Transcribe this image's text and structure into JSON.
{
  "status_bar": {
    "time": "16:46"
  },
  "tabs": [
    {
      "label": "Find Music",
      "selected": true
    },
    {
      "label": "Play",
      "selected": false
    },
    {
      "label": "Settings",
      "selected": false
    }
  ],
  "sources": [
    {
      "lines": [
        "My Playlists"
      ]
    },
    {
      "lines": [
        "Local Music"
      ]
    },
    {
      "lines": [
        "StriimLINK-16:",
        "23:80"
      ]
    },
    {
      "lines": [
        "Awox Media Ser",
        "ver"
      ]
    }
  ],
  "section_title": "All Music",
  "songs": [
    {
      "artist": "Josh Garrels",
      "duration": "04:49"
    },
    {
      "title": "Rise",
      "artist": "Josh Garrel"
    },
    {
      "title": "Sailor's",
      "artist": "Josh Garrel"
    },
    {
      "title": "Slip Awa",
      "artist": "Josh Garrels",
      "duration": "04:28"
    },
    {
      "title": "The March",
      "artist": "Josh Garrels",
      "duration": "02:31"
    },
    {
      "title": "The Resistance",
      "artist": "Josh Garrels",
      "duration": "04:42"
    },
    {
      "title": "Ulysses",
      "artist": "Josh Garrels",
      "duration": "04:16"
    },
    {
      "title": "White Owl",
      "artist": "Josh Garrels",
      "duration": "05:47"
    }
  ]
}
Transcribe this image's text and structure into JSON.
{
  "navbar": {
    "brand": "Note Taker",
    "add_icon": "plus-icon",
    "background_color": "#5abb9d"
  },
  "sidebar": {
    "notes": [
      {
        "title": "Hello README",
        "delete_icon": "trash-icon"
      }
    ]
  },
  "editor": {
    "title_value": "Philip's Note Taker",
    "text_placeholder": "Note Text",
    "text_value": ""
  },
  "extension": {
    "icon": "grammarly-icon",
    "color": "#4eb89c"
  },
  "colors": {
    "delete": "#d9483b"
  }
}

^^^^

Return all of the data word for word.

Transcribe this image's text and structure into JSON.
{
  "status_bar": {
    "time": "16:46"
  },
  "tabs": [
    {
      "label": "Find Music",
      "selected": true
    },
    {
      "label": "Play",
      "selected": false
    },
    {
      "label": "Settings",
      "selected": false
    }
  ],
  "sources": [
    {
      "lines": [
        "My Playlists"
      ]
    },
    {
      "lines": [
        "Local Music"
      ]
    },
    {
      "lines": [
        "StriimLINK-16:",
        "23:80"
      ]
    },
    {
      "lines": [
        "Awox Media Ser",
        "ver"
      ]
    }
  ],
  "section_title": "All Music",
  "songs": [
    {
      "artist": "Josh Garrels",
      "duration": "04:49"
    },
    {
      "title": "Rise",
      "artist": "Josh Garrel"
    },
    {
      "title": "Sailor's",
      "artist": "Josh Garrel"
    },
    {
      "title": "Slip Awa",
      "artist": "Josh Garrels",
      "duration": "04:28"
    },
    {
      "title": "The March",
      "artist": "Josh Garrels",
      "duration": "02:31"
    },
    {
      "title": "The Resistance",
      "artist": "Josh Garrels",
      "duration": "04:42"
    },
    {
      "title": "Ulysses",
      "artist": "Josh Garrels",
      "duration": "04:16"
    },
    {
      "title": "White Owl",
      "artist": "Josh Garrels",
      "duration": "05:47"
    }
  ]
}
Transcribe this image's text and structure into JSON.
{
  "navbar": {
    "brand": "Note Taker",
    "add_icon": "plus-icon",
    "background_color": "#5abb9d"
  },
  "sidebar": {
    "notes": [
      {
        "title": "Hello README",
        "delete_icon": "trash-icon"
      }
    ]
  },
  "editor": {
    "title_value": "Philip's Note Taker",
    "text_placeholder": "Note Text",
    "text_value": ""
  },
  "extension": {
    "icon": "grammarly-icon",
    "color": "#4eb89c"
  },
  "colors": {
    "delete": "#d9483b"
  }
}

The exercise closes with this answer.